Copy out the lines that have "ylabel" in them.

===

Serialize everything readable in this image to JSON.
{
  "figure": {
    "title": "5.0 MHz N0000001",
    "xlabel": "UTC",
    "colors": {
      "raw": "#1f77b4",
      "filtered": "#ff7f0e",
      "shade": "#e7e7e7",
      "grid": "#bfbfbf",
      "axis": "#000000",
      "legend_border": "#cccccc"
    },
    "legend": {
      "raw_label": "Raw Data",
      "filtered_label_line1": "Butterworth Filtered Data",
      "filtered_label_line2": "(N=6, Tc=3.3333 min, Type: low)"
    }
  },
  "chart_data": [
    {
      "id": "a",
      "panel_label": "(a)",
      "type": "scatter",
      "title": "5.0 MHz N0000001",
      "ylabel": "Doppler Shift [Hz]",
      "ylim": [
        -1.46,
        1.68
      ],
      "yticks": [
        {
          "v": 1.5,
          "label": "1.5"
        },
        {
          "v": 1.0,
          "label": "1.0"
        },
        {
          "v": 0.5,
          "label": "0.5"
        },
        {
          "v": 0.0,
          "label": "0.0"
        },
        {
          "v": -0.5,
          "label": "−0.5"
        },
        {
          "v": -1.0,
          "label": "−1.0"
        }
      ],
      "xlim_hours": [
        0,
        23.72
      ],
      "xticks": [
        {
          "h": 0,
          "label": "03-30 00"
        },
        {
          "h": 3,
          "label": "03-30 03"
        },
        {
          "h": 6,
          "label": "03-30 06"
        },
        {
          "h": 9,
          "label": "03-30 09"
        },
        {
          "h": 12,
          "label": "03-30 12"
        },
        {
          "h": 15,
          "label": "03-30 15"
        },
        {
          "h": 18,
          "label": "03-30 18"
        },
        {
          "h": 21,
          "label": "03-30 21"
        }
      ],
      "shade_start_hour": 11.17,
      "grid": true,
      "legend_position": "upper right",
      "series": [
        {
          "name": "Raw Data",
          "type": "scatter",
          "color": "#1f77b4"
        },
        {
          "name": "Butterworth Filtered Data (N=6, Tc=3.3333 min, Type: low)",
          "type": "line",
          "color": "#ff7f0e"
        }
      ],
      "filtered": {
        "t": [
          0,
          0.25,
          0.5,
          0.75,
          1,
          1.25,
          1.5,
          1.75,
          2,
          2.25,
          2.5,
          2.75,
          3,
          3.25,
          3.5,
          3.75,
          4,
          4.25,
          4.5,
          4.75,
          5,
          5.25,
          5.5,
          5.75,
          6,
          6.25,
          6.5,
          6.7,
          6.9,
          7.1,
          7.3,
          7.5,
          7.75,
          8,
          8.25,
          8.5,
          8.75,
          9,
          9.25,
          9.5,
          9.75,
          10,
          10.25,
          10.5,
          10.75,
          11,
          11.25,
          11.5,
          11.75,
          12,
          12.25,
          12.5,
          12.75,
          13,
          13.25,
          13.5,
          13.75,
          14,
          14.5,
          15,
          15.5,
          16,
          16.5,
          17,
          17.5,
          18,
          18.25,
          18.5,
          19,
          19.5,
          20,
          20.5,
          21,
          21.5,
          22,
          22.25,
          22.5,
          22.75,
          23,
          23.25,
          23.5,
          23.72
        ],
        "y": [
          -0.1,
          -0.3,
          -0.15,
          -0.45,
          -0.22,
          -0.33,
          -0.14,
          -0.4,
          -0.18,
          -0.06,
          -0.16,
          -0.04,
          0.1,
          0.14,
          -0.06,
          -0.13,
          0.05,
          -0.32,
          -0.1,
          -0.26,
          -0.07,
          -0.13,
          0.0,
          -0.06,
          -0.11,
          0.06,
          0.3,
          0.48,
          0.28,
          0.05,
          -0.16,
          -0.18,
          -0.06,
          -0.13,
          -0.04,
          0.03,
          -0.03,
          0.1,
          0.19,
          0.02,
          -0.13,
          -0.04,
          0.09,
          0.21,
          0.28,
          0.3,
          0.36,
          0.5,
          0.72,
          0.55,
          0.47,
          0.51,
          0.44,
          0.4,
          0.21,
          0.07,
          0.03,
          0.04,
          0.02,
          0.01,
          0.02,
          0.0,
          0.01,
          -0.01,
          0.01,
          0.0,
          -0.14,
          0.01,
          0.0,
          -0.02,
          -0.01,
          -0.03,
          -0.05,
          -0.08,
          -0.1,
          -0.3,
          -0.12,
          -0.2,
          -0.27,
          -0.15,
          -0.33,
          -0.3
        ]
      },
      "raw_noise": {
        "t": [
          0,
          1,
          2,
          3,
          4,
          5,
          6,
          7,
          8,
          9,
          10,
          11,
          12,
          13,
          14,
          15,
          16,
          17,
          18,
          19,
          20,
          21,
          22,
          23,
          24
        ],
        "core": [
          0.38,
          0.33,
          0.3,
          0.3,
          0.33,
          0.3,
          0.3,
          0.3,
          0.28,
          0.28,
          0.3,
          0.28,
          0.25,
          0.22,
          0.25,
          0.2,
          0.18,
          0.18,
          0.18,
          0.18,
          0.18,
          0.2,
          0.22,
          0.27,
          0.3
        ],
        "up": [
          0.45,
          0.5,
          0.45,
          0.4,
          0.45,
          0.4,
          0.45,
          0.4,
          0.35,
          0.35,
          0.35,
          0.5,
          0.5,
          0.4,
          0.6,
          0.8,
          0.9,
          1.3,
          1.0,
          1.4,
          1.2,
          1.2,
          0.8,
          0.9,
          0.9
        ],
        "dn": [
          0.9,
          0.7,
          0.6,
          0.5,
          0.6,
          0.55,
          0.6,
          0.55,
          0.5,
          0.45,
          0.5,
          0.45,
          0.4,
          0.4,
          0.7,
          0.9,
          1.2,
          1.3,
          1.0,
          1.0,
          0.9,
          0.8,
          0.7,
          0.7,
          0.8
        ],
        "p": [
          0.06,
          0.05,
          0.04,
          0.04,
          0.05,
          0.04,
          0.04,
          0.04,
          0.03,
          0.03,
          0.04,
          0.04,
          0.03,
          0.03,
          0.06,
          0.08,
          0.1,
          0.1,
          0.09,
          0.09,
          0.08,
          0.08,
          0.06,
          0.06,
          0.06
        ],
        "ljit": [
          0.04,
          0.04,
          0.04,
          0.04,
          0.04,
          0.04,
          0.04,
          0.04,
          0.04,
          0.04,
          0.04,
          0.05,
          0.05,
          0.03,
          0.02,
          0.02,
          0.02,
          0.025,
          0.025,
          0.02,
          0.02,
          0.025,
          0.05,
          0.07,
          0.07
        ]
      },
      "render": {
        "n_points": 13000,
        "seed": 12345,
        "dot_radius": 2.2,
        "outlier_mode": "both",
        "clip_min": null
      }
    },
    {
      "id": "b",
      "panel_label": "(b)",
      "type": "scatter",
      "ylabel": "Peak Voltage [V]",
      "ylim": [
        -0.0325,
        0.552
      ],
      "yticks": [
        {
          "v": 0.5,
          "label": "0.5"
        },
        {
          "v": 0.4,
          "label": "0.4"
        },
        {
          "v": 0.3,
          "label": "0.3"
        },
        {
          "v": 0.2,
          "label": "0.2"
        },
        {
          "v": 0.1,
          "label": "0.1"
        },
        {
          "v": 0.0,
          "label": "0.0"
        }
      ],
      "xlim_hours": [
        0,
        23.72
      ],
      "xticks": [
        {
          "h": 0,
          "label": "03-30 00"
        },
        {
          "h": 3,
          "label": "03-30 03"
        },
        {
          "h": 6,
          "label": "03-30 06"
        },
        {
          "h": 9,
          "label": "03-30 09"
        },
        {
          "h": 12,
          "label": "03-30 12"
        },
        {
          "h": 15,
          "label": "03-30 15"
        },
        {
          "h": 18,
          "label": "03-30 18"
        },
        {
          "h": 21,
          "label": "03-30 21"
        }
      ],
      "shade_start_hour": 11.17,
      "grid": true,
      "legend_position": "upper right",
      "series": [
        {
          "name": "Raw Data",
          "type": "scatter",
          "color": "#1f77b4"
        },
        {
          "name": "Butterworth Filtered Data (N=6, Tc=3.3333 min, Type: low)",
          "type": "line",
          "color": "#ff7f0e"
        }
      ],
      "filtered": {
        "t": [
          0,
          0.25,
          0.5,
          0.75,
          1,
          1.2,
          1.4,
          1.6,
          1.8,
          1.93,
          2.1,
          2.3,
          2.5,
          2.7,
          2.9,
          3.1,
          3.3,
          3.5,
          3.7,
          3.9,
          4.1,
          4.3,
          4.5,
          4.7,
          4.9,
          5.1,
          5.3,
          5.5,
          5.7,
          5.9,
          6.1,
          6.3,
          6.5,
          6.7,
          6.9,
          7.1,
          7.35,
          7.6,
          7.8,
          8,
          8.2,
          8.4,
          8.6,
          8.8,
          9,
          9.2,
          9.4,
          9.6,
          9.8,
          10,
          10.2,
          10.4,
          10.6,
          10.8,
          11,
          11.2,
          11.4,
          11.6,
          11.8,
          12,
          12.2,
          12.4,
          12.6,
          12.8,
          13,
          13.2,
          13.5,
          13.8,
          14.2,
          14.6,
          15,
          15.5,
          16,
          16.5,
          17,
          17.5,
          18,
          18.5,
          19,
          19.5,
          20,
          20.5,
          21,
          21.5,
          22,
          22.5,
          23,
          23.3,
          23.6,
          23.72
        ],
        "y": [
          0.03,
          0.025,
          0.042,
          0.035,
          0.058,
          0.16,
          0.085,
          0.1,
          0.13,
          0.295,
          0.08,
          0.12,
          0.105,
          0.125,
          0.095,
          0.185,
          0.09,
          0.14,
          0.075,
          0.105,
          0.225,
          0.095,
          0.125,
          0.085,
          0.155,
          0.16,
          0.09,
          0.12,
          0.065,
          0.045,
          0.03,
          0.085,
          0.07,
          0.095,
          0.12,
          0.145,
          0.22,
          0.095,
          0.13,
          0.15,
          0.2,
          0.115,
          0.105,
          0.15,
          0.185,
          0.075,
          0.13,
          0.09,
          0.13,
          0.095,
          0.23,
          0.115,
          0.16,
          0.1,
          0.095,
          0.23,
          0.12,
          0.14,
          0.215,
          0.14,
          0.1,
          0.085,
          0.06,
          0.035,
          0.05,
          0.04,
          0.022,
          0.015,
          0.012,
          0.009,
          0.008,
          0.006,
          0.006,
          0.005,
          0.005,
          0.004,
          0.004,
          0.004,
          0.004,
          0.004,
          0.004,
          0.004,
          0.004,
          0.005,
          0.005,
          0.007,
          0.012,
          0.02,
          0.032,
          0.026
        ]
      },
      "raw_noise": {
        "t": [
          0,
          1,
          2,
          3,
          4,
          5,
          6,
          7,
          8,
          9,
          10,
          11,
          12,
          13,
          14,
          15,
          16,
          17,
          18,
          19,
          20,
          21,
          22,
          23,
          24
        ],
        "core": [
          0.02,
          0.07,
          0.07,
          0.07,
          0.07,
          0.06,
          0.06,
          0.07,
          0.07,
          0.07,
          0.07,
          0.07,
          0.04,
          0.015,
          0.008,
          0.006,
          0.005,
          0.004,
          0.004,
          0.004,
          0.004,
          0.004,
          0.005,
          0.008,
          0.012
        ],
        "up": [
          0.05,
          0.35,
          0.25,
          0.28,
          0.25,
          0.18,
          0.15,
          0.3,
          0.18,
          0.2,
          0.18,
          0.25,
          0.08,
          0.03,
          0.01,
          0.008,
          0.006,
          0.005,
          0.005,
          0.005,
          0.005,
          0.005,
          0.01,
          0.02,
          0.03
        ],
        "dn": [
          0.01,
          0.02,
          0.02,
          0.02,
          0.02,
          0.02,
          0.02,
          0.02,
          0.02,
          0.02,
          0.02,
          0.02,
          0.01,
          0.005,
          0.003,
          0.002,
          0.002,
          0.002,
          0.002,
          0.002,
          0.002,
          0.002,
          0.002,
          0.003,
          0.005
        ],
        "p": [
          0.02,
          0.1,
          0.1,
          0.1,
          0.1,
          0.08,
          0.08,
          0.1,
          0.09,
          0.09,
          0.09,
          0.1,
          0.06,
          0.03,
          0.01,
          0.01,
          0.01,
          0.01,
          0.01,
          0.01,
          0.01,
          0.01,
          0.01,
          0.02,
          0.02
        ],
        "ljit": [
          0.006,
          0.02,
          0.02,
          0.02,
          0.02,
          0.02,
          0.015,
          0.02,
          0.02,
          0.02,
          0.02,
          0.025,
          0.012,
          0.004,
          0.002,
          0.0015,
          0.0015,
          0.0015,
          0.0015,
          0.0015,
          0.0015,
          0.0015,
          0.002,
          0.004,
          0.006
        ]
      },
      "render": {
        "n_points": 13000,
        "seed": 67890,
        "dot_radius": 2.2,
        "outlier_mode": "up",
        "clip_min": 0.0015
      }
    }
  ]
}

===

ANSWER BELOW:
      "ylabel": "Doppler Shift [Hz]",
      "ylabel": "Peak Voltage [V]",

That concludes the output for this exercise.